PROBLEM STATEMENT: Can you rewrite the listing below with every "leader-dot" changed to "callout-dot" and everything else left as it is?

— BEGIN RECORDS FOR THIS TASK —

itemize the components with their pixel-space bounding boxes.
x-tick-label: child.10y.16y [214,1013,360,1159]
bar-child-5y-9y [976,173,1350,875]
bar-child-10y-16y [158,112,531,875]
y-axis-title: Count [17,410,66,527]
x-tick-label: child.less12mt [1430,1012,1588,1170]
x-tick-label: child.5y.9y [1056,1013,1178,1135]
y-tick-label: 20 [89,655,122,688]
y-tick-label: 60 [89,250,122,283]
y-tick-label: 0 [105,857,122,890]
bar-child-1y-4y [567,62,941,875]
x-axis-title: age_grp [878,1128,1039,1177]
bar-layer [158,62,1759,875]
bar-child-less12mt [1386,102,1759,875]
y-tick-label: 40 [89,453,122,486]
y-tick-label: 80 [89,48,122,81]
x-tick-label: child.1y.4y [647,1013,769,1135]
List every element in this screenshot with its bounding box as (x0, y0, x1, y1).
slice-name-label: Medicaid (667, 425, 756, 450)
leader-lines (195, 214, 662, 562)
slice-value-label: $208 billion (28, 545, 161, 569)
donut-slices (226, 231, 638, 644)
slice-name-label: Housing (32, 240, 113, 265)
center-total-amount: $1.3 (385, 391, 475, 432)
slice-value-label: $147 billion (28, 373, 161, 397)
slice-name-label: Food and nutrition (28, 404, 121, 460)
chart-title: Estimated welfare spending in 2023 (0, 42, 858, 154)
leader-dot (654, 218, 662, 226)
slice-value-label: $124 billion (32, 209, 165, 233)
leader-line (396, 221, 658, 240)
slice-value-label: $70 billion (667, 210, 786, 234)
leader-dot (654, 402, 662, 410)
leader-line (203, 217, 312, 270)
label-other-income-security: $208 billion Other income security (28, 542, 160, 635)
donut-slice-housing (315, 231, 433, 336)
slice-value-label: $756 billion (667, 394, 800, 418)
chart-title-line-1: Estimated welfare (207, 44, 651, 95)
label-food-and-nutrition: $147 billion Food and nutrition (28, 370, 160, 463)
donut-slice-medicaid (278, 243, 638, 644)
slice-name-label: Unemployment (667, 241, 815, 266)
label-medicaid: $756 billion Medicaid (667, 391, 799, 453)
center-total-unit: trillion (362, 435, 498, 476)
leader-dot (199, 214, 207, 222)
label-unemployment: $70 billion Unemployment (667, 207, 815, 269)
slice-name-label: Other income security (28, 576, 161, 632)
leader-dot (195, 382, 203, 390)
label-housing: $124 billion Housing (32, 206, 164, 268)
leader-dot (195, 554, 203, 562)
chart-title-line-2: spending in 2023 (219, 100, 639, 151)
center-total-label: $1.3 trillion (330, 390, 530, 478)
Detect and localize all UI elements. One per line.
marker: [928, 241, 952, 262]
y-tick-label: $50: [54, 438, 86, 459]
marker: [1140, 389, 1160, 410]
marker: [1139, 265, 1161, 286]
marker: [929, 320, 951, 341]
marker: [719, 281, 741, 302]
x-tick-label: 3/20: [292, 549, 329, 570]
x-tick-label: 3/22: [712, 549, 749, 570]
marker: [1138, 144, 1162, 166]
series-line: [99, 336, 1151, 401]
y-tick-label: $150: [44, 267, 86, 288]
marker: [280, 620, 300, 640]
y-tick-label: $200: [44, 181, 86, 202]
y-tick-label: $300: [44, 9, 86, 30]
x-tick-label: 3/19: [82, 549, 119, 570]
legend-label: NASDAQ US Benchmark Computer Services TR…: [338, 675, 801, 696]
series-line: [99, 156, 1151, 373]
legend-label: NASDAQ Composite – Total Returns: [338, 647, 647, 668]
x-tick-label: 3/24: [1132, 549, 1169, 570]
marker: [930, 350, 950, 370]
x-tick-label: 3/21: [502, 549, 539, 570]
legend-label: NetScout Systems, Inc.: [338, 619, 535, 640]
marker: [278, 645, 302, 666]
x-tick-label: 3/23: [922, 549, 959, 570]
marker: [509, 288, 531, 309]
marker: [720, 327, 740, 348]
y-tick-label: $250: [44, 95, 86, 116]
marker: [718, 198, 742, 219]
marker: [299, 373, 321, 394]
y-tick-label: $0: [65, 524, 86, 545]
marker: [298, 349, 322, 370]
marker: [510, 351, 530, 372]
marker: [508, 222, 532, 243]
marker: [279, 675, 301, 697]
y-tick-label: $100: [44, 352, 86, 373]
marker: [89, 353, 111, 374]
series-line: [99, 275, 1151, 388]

— END RECORDS FOR THIS TASK —

TASK RESPONSE:
itemize the components with their pixel-space bounding boxes.
x-tick-label: child.10y.16y [214,1013,360,1159]
bar-child-5y-9y [976,173,1350,875]
bar-child-10y-16y [158,112,531,875]
y-axis-title: Count [17,410,66,527]
x-tick-label: child.less12mt [1430,1012,1588,1170]
x-tick-label: child.5y.9y [1056,1013,1178,1135]
y-tick-label: 20 [89,655,122,688]
y-tick-label: 60 [89,250,122,283]
y-tick-label: 0 [105,857,122,890]
bar-child-1y-4y [567,62,941,875]
x-axis-title: age_grp [878,1128,1039,1177]
bar-layer [158,62,1759,875]
bar-child-less12mt [1386,102,1759,875]
y-tick-label: 40 [89,453,122,486]
y-tick-label: 80 [89,48,122,81]
x-tick-label: child.1y.4y [647,1013,769,1135]
List every element in this screenshot with its bounding box as (x0, y0, x1, y1).
slice-name-label: Medicaid (667, 425, 756, 450)
leader-lines (195, 214, 662, 562)
slice-value-label: $208 billion (28, 545, 161, 569)
donut-slices (226, 231, 638, 644)
slice-name-label: Housing (32, 240, 113, 265)
center-total-amount: $1.3 (385, 391, 475, 432)
slice-value-label: $147 billion (28, 373, 161, 397)
slice-name-label: Food and nutrition (28, 404, 121, 460)
chart-title: Estimated welfare spending in 2023 (0, 42, 858, 154)
callout-dot (654, 218, 662, 226)
slice-value-label: $124 billion (32, 209, 165, 233)
leader-line (396, 221, 658, 240)
slice-value-label: $70 billion (667, 210, 786, 234)
callout-dot (654, 402, 662, 410)
leader-line (203, 217, 312, 270)
label-other-income-security: $208 billion Other income security (28, 542, 160, 635)
donut-slice-housing (315, 231, 433, 336)
slice-value-label: $756 billion (667, 394, 800, 418)
chart-title-line-1: Estimated welfare (207, 44, 651, 95)
label-food-and-nutrition: $147 billion Food and nutrition (28, 370, 160, 463)
donut-slice-medicaid (278, 243, 638, 644)
slice-name-label: Unemployment (667, 241, 815, 266)
label-medicaid: $756 billion Medicaid (667, 391, 799, 453)
center-total-unit: trillion (362, 435, 498, 476)
callout-dot (199, 214, 207, 222)
label-unemployment: $70 billion Unemployment (667, 207, 815, 269)
slice-name-label: Other income security (28, 576, 161, 632)
callout-dot (195, 382, 203, 390)
label-housing: $124 billion Housing (32, 206, 164, 268)
callout-dot (195, 554, 203, 562)
chart-title-line-2: spending in 2023 (219, 100, 639, 151)
center-total-label: $1.3 trillion (330, 390, 530, 478)
Detect and localize all UI elements. One per line.
marker: [928, 241, 952, 262]
y-tick-label: $50: [54, 438, 86, 459]
marker: [1140, 389, 1160, 410]
marker: [1139, 265, 1161, 286]
marker: [929, 320, 951, 341]
marker: [719, 281, 741, 302]
x-tick-label: 3/20: [292, 549, 329, 570]
x-tick-label: 3/22: [712, 549, 749, 570]
marker: [1138, 144, 1162, 166]
series-line: [99, 336, 1151, 401]
y-tick-label: $150: [44, 267, 86, 288]
marker: [280, 620, 300, 640]
y-tick-label: $200: [44, 181, 86, 202]
y-tick-label: $300: [44, 9, 86, 30]
x-tick-label: 3/19: [82, 549, 119, 570]
legend-label: NASDAQ US Benchmark Computer Services TR…: [338, 675, 801, 696]
series-line: [99, 156, 1151, 373]
legend-label: NASDAQ Composite – Total Returns: [338, 647, 647, 668]
x-tick-label: 3/24: [1132, 549, 1169, 570]
marker: [930, 350, 950, 370]
x-tick-label: 3/21: [502, 549, 539, 570]
legend-label: NetScout Systems, Inc.: [338, 619, 535, 640]
marker: [278, 645, 302, 666]
x-tick-label: 3/23: [922, 549, 959, 570]
marker: [509, 288, 531, 309]
marker: [720, 327, 740, 348]
y-tick-label: $250: [44, 95, 86, 116]
marker: [718, 198, 742, 219]
marker: [299, 373, 321, 394]
y-tick-label: $0: [65, 524, 86, 545]
marker: [298, 349, 322, 370]
marker: [510, 351, 530, 372]
marker: [508, 222, 532, 243]
marker: [279, 675, 301, 697]
y-tick-label: $100: [44, 352, 86, 373]
marker: [89, 353, 111, 374]
series-line: [99, 275, 1151, 388]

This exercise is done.